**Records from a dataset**
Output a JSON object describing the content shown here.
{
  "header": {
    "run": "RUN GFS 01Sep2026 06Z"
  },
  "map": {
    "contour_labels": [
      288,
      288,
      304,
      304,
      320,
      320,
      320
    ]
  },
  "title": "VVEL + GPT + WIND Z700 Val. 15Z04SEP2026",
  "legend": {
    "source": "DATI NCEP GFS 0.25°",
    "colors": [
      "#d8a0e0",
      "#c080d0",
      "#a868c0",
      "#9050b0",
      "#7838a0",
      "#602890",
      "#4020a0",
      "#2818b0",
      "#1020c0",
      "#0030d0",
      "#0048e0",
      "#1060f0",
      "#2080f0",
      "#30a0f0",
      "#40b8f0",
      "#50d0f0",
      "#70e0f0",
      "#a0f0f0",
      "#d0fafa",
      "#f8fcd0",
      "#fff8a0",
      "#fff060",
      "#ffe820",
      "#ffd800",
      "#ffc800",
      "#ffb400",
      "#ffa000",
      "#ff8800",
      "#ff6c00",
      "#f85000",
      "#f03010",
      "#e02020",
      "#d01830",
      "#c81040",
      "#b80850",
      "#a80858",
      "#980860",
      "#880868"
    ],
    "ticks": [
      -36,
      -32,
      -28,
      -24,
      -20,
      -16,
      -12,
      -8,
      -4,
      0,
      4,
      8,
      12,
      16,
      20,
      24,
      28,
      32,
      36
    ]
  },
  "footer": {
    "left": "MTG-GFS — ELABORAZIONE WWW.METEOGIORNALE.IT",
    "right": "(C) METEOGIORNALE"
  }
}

**TASK STATEMENT**
Return every line of the preceding records in which the word "METEOGIORNALE" appears.

**RESULT OF THE EXERCISE**
    "left": "MTG-GFS — ELABORAZIONE WWW.METEOGIORNALE.IT",
    "right": "(C) METEOGIORNALE"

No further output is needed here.